**Set problem:** Find and copy lines holding "family".

**Material shown:**
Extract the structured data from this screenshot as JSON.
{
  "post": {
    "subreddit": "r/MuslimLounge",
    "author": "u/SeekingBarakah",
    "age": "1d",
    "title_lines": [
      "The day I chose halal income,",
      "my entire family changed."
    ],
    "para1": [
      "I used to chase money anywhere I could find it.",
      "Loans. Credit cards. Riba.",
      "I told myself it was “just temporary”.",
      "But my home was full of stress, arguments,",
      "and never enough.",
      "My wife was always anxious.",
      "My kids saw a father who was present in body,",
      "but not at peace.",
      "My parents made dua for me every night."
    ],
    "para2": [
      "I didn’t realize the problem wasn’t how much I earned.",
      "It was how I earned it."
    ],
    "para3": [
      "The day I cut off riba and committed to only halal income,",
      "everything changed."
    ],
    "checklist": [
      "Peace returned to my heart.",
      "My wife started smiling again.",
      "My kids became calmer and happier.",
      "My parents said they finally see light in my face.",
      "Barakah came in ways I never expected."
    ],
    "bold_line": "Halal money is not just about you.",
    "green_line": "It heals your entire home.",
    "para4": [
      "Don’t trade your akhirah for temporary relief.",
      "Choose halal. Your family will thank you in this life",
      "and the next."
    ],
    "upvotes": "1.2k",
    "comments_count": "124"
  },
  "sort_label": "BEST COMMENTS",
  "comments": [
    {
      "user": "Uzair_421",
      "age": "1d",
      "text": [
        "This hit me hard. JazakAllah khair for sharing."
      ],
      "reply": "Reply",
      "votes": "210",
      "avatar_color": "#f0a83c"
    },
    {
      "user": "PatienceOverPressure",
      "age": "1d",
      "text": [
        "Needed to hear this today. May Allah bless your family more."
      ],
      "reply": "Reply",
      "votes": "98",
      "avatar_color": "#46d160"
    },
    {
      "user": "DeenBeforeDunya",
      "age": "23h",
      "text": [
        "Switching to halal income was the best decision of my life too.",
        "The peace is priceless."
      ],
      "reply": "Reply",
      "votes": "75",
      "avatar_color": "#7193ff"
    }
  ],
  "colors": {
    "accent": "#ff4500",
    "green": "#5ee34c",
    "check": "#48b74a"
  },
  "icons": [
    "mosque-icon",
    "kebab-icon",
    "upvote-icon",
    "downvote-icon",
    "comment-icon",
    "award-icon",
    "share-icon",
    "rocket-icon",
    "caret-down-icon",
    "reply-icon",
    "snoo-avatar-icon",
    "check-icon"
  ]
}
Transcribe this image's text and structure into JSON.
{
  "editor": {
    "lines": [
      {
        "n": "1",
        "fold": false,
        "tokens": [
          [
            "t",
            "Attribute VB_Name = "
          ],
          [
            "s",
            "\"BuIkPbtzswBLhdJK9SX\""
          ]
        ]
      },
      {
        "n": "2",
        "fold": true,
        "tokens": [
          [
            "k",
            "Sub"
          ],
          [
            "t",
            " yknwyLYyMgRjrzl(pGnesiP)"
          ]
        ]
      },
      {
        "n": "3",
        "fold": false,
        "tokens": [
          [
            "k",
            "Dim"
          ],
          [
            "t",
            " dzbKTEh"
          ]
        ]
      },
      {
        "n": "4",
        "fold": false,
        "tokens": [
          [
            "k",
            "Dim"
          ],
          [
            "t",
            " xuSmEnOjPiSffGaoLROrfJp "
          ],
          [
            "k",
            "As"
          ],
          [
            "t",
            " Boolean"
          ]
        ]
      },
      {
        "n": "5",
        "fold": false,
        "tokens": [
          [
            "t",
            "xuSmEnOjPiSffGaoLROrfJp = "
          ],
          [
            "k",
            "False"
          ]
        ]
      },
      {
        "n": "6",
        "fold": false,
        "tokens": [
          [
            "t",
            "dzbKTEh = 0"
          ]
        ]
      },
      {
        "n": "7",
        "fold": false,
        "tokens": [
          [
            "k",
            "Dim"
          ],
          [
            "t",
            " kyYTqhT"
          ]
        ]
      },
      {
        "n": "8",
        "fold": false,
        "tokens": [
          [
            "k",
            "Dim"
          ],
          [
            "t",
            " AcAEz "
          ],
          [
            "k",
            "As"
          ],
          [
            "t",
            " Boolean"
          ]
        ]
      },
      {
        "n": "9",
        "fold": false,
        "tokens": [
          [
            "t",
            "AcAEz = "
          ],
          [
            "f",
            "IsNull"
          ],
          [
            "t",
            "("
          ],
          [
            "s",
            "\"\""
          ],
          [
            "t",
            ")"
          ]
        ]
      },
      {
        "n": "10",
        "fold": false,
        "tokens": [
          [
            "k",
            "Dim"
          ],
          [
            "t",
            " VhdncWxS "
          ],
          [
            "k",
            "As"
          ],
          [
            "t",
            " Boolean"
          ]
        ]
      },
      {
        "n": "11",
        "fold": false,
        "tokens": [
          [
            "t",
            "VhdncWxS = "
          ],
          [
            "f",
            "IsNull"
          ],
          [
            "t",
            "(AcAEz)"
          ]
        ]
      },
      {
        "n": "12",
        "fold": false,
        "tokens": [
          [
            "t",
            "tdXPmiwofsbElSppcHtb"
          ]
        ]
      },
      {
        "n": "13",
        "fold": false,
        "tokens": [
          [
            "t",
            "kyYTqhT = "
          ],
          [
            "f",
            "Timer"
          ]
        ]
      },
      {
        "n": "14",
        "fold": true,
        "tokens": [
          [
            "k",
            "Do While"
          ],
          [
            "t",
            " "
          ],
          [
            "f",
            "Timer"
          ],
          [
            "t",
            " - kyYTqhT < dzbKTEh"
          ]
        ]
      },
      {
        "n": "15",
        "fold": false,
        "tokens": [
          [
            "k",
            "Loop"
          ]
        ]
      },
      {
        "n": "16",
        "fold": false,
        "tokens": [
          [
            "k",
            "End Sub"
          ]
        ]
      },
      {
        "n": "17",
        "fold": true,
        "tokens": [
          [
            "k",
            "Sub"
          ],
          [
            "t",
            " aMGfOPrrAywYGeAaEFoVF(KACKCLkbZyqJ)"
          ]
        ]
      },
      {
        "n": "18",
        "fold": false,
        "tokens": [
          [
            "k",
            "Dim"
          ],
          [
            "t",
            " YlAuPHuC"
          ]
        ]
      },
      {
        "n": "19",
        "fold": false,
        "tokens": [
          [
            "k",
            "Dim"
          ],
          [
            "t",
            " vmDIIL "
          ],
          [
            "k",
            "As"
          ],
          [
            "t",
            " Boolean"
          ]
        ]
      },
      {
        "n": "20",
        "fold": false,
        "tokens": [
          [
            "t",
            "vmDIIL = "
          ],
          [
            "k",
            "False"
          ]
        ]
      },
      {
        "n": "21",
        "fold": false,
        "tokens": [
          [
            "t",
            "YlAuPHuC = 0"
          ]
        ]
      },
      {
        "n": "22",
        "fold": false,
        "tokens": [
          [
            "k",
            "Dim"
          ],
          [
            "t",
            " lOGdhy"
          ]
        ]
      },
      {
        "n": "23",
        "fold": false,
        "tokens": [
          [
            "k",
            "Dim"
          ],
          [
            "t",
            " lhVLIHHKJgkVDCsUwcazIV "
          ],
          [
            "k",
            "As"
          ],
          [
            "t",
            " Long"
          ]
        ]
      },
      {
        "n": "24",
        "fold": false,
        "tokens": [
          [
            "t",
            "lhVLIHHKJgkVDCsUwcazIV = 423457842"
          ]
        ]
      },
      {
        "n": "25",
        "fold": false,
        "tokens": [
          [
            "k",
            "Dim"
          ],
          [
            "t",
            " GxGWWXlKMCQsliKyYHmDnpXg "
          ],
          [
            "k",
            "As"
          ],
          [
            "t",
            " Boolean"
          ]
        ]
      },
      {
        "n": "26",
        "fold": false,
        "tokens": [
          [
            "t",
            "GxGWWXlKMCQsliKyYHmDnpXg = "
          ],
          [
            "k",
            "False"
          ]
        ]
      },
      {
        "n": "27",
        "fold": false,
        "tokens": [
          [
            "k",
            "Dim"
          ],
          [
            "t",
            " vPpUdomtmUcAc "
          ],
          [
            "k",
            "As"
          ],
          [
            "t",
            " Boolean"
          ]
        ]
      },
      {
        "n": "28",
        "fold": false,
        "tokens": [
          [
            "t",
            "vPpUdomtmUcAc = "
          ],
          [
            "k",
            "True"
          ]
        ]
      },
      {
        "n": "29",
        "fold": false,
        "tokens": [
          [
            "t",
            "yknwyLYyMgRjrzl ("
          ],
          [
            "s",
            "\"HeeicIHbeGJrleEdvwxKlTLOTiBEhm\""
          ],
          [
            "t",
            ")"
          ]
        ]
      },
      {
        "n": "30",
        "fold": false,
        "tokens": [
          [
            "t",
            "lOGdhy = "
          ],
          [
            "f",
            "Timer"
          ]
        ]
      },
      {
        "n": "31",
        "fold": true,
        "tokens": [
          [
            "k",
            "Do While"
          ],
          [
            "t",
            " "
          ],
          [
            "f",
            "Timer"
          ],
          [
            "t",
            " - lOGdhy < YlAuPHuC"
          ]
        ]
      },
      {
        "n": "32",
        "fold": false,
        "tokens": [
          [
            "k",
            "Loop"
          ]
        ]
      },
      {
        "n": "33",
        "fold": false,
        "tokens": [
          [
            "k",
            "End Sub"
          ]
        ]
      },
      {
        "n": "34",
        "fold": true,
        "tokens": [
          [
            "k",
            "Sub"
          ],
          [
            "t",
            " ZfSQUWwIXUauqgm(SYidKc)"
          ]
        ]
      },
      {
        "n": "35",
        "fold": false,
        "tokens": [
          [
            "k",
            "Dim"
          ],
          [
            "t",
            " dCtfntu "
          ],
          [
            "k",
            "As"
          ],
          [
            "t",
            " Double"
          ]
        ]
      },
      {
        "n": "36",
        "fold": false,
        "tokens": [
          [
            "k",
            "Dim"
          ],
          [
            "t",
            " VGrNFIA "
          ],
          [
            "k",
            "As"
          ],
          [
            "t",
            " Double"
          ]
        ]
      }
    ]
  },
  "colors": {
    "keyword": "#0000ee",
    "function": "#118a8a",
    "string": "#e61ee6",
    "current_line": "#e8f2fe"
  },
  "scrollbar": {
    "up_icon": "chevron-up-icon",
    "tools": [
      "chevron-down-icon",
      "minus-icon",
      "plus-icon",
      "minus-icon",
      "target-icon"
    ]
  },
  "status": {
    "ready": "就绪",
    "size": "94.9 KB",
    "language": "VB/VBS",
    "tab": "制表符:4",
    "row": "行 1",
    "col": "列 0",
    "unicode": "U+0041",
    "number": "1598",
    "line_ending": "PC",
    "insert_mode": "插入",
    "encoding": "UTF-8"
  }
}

**Correct result:**
      "my entire family changed."
      "Choose halal. Your family will thank you in this life",
        "Needed to hear this today. May Allah bless your family more."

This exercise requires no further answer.